- [STATED EXERCISE]: Make an exact copy of the data below, leaving out every picture.

- [EXERCISE INPUTS]:
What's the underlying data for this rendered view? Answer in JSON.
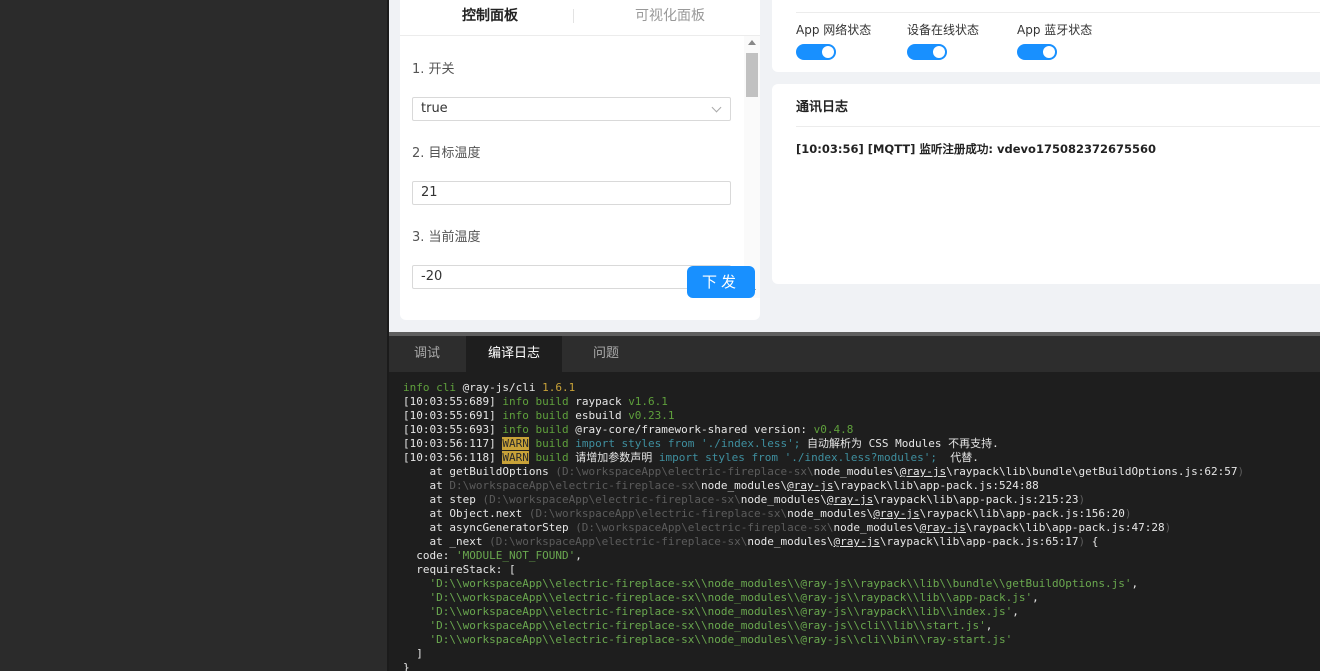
{
  "control_panel": {
    "tabs": [
      {
        "label": "控制面板",
        "active": true
      },
      {
        "label": "可视化面板",
        "active": false
      }
    ],
    "fields": [
      {
        "label": "1. 开关",
        "value": "true",
        "type": "select"
      },
      {
        "label": "2. 目标温度",
        "value": "21",
        "type": "input"
      },
      {
        "label": "3. 当前温度",
        "value": "-20",
        "type": "input"
      }
    ],
    "send_label": "下发"
  },
  "status": {
    "items": [
      {
        "label": "App 网络状态",
        "on": true
      },
      {
        "label": "设备在线状态",
        "on": true
      },
      {
        "label": "App 蓝牙状态",
        "on": true
      }
    ]
  },
  "comm_log": {
    "title": "通讯日志",
    "entries": [
      "[10:03:56] [MQTT] 监听注册成功: vdevo175082372675560"
    ]
  },
  "bottom_tabs": [
    {
      "label": "调试",
      "active": false
    },
    {
      "label": "编译日志",
      "active": true
    },
    {
      "label": "问题",
      "active": false
    }
  ],
  "console": {
    "lines": [
      [
        [
          "info cli ",
          "g"
        ],
        [
          "@ray-js/cli ",
          "w"
        ],
        [
          "1.6.1",
          "y"
        ]
      ],
      [
        [
          "[10:03:55:689] ",
          "w"
        ],
        [
          "info build ",
          "g"
        ],
        [
          "raypack ",
          "w"
        ],
        [
          "v1.6.1",
          "g"
        ]
      ],
      [
        [
          "[10:03:55:691] ",
          "w"
        ],
        [
          "info build ",
          "g"
        ],
        [
          "esbuild ",
          "w"
        ],
        [
          "v0.23.1",
          "g"
        ]
      ],
      [
        [
          "[10:03:55:693] ",
          "w"
        ],
        [
          "info build ",
          "g"
        ],
        [
          "@ray-core/framework-shared version: ",
          "w"
        ],
        [
          "v0.4.8",
          "g"
        ]
      ],
      [
        [
          "[10:03:56:117] ",
          "w"
        ],
        [
          "WARN",
          "warn"
        ],
        [
          " build ",
          "g"
        ],
        [
          "import styles from './index.less';",
          "cyan"
        ],
        [
          " 自动解析为 CSS Modules 不再支持.",
          "w"
        ]
      ],
      [
        [
          "[10:03:56:118] ",
          "w"
        ],
        [
          "WARN",
          "warn"
        ],
        [
          " build ",
          "g"
        ],
        [
          "请增加参数声明 ",
          "w"
        ],
        [
          "import styles from './index.less?modules';",
          "cyan"
        ],
        [
          "  代替.",
          "w"
        ]
      ],
      [
        [
          "    at getBuildOptions ",
          "w"
        ],
        [
          "(D:\\workspaceApp\\electric-fireplace-sx\\",
          "d"
        ],
        [
          "node_modules\\",
          "w"
        ],
        [
          "@ray-js",
          "u"
        ],
        [
          "\\raypack\\lib\\bundle\\getBuildOptions.js:62:57",
          "w"
        ],
        [
          ")",
          "d"
        ]
      ],
      [
        [
          "    at ",
          "w"
        ],
        [
          "D:\\workspaceApp\\electric-fireplace-sx\\",
          "d"
        ],
        [
          "node_modules\\",
          "w"
        ],
        [
          "@ray-js",
          "u"
        ],
        [
          "\\raypack\\lib\\app-pack.js:524:88",
          "w"
        ]
      ],
      [
        [
          "    at step ",
          "w"
        ],
        [
          "(D:\\workspaceApp\\electric-fireplace-sx\\",
          "d"
        ],
        [
          "node_modules\\",
          "w"
        ],
        [
          "@ray-js",
          "u"
        ],
        [
          "\\raypack\\lib\\app-pack.js:215:23",
          "w"
        ],
        [
          ")",
          "d"
        ]
      ],
      [
        [
          "    at Object.next ",
          "w"
        ],
        [
          "(D:\\workspaceApp\\electric-fireplace-sx\\",
          "d"
        ],
        [
          "node_modules\\",
          "w"
        ],
        [
          "@ray-js",
          "u"
        ],
        [
          "\\raypack\\lib\\app-pack.js:156:20",
          "w"
        ],
        [
          ")",
          "d"
        ]
      ],
      [
        [
          "    at asyncGeneratorStep ",
          "w"
        ],
        [
          "(D:\\workspaceApp\\electric-fireplace-sx\\",
          "d"
        ],
        [
          "node_modules\\",
          "w"
        ],
        [
          "@ray-js",
          "u"
        ],
        [
          "\\raypack\\lib\\app-pack.js:47:28",
          "w"
        ],
        [
          ")",
          "d"
        ]
      ],
      [
        [
          "    at _next ",
          "w"
        ],
        [
          "(D:\\workspaceApp\\electric-fireplace-sx\\",
          "d"
        ],
        [
          "node_modules\\",
          "w"
        ],
        [
          "@ray-js",
          "u"
        ],
        [
          "\\raypack\\lib\\app-pack.js:65:17",
          "w"
        ],
        [
          ")",
          "d"
        ],
        [
          " {",
          "w"
        ]
      ],
      [
        [
          "  code: ",
          "w"
        ],
        [
          "'MODULE_NOT_FOUND'",
          "lg"
        ],
        [
          ",",
          "w"
        ]
      ],
      [
        [
          "  requireStack: [",
          "w"
        ]
      ],
      [
        [
          "    'D:\\\\workspaceApp\\\\electric-fireplace-sx\\\\node_modules\\\\@ray-js\\\\raypack\\\\lib\\\\bundle\\\\getBuildOptions.js'",
          "lg"
        ],
        [
          ",",
          "w"
        ]
      ],
      [
        [
          "    'D:\\\\workspaceApp\\\\electric-fireplace-sx\\\\node_modules\\\\@ray-js\\\\raypack\\\\lib\\\\app-pack.js'",
          "lg"
        ],
        [
          ",",
          "w"
        ]
      ],
      [
        [
          "    'D:\\\\workspaceApp\\\\electric-fireplace-sx\\\\node_modules\\\\@ray-js\\\\raypack\\\\lib\\\\index.js'",
          "lg"
        ],
        [
          ",",
          "w"
        ]
      ],
      [
        [
          "    'D:\\\\workspaceApp\\\\electric-fireplace-sx\\\\node_modules\\\\@ray-js\\\\cli\\\\lib\\\\start.js'",
          "lg"
        ],
        [
          ",",
          "w"
        ]
      ],
      [
        [
          "    'D:\\\\workspaceApp\\\\electric-fireplace-sx\\\\node_modules\\\\@ray-js\\\\cli\\\\bin\\\\ray-start.js'",
          "lg"
        ]
      ],
      [
        [
          "  ]",
          "w"
        ]
      ],
      [
        [
          "}",
          "w"
        ]
      ]
    ]
  },
  "colors": {
    "accent": "#1890ff",
    "console_bg": "#1e1e1e",
    "info_green": "#5fa03c",
    "warn_yellow": "#c8a238"
  }
}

- [EXERCISE SOLUTION]:
What's the underlying data for this rendered view? Answer in JSON.
{
  "control_panel": {
    "tabs": [
      {
        "label": "控制面板",
        "active": true
      },
      {
        "label": "可视化面板",
        "active": false
      }
    ],
    "fields": [
      {
        "label": "1. 开关",
        "value": "true",
        "type": "select"
      },
      {
        "label": "2. 目标温度",
        "value": "21",
        "type": "input"
      },
      {
        "label": "3. 当前温度",
        "value": "-20",
        "type": "input"
      }
    ],
    "send_label": "下发"
  },
  "status": {
    "items": [
      {
        "label": "App 网络状态",
        "on": true
      },
      {
        "label": "设备在线状态",
        "on": true
      },
      {
        "label": "App 蓝牙状态",
        "on": true
      }
    ]
  },
  "comm_log": {
    "title": "通讯日志",
    "entries": [
      "[10:03:56] [MQTT] 监听注册成功: vdevo175082372675560"
    ]
  },
  "bottom_tabs": [
    {
      "label": "调试",
      "active": false
    },
    {
      "label": "编译日志",
      "active": true
    },
    {
      "label": "问题",
      "active": false
    }
  ],
  "console": {
    "lines": [
      [
        [
          "info cli ",
          "g"
        ],
        [
          "@ray-js/cli ",
          "w"
        ],
        [
          "1.6.1",
          "y"
        ]
      ],
      [
        [
          "[10:03:55:689] ",
          "w"
        ],
        [
          "info build ",
          "g"
        ],
        [
          "raypack ",
          "w"
        ],
        [
          "v1.6.1",
          "g"
        ]
      ],
      [
        [
          "[10:03:55:691] ",
          "w"
        ],
        [
          "info build ",
          "g"
        ],
        [
          "esbuild ",
          "w"
        ],
        [
          "v0.23.1",
          "g"
        ]
      ],
      [
        [
          "[10:03:55:693] ",
          "w"
        ],
        [
          "info build ",
          "g"
        ],
        [
          "@ray-core/framework-shared version: ",
          "w"
        ],
        [
          "v0.4.8",
          "g"
        ]
      ],
      [
        [
          "[10:03:56:117] ",
          "w"
        ],
        [
          "WARN",
          "warn"
        ],
        [
          " build ",
          "g"
        ],
        [
          "import styles from './index.less';",
          "cyan"
        ],
        [
          " 自动解析为 CSS Modules 不再支持.",
          "w"
        ]
      ],
      [
        [
          "[10:03:56:118] ",
          "w"
        ],
        [
          "WARN",
          "warn"
        ],
        [
          " build ",
          "g"
        ],
        [
          "请增加参数声明 ",
          "w"
        ],
        [
          "import styles from './index.less?modules';",
          "cyan"
        ],
        [
          "  代替.",
          "w"
        ]
      ],
      [
        [
          "    at getBuildOptions ",
          "w"
        ],
        [
          "(D:\\workspaceApp\\electric-fireplace-sx\\",
          "d"
        ],
        [
          "node_modules\\",
          "w"
        ],
        [
          "@ray-js",
          "u"
        ],
        [
          "\\raypack\\lib\\bundle\\getBuildOptions.js:62:57",
          "w"
        ],
        [
          ")",
          "d"
        ]
      ],
      [
        [
          "    at ",
          "w"
        ],
        [
          "D:\\workspaceApp\\electric-fireplace-sx\\",
          "d"
        ],
        [
          "node_modules\\",
          "w"
        ],
        [
          "@ray-js",
          "u"
        ],
        [
          "\\raypack\\lib\\app-pack.js:524:88",
          "w"
        ]
      ],
      [
        [
          "    at step ",
          "w"
        ],
        [
          "(D:\\workspaceApp\\electric-fireplace-sx\\",
          "d"
        ],
        [
          "node_modules\\",
          "w"
        ],
        [
          "@ray-js",
          "u"
        ],
        [
          "\\raypack\\lib\\app-pack.js:215:23",
          "w"
        ],
        [
          ")",
          "d"
        ]
      ],
      [
        [
          "    at Object.next ",
          "w"
        ],
        [
          "(D:\\workspaceApp\\electric-fireplace-sx\\",
          "d"
        ],
        [
          "node_modules\\",
          "w"
        ],
        [
          "@ray-js",
          "u"
        ],
        [
          "\\raypack\\lib\\app-pack.js:156:20",
          "w"
        ],
        [
          ")",
          "d"
        ]
      ],
      [
        [
          "    at asyncGeneratorStep ",
          "w"
        ],
        [
          "(D:\\workspaceApp\\electric-fireplace-sx\\",
          "d"
        ],
        [
          "node_modules\\",
          "w"
        ],
        [
          "@ray-js",
          "u"
        ],
        [
          "\\raypack\\lib\\app-pack.js:47:28",
          "w"
        ],
        [
          ")",
          "d"
        ]
      ],
      [
        [
          "    at _next ",
          "w"
        ],
        [
          "(D:\\workspaceApp\\electric-fireplace-sx\\",
          "d"
        ],
        [
          "node_modules\\",
          "w"
        ],
        [
          "@ray-js",
          "u"
        ],
        [
          "\\raypack\\lib\\app-pack.js:65:17",
          "w"
        ],
        [
          ")",
          "d"
        ],
        [
          " {",
          "w"
        ]
      ],
      [
        [
          "  code: ",
          "w"
        ],
        [
          "'MODULE_NOT_FOUND'",
          "lg"
        ],
        [
          ",",
          "w"
        ]
      ],
      [
        [
          "  requireStack: [",
          "w"
        ]
      ],
      [
        [
          "    'D:\\\\workspaceApp\\\\electric-fireplace-sx\\\\node_modules\\\\@ray-js\\\\raypack\\\\lib\\\\bundle\\\\getBuildOptions.js'",
          "lg"
        ],
        [
          ",",
          "w"
        ]
      ],
      [
        [
          "    'D:\\\\workspaceApp\\\\electric-fireplace-sx\\\\node_modules\\\\@ray-js\\\\raypack\\\\lib\\\\app-pack.js'",
          "lg"
        ],
        [
          ",",
          "w"
        ]
      ],
      [
        [
          "    'D:\\\\workspaceApp\\\\electric-fireplace-sx\\\\node_modules\\\\@ray-js\\\\raypack\\\\lib\\\\index.js'",
          "lg"
        ],
        [
          ",",
          "w"
        ]
      ],
      [
        [
          "    'D:\\\\workspaceApp\\\\electric-fireplace-sx\\\\node_modules\\\\@ray-js\\\\cli\\\\lib\\\\start.js'",
          "lg"
        ],
        [
          ",",
          "w"
        ]
      ],
      [
        [
          "    'D:\\\\workspaceApp\\\\electric-fireplace-sx\\\\node_modules\\\\@ray-js\\\\cli\\\\bin\\\\ray-start.js'",
          "lg"
        ]
      ],
      [
        [
          "  ]",
          "w"
        ]
      ],
      [
        [
          "}",
          "w"
        ]
      ]
    ]
  },
  "colors": {
    "accent": "#1890ff",
    "console_bg": "#1e1e1e",
    "info_green": "#5fa03c",
    "warn_yellow": "#c8a238"
  }
}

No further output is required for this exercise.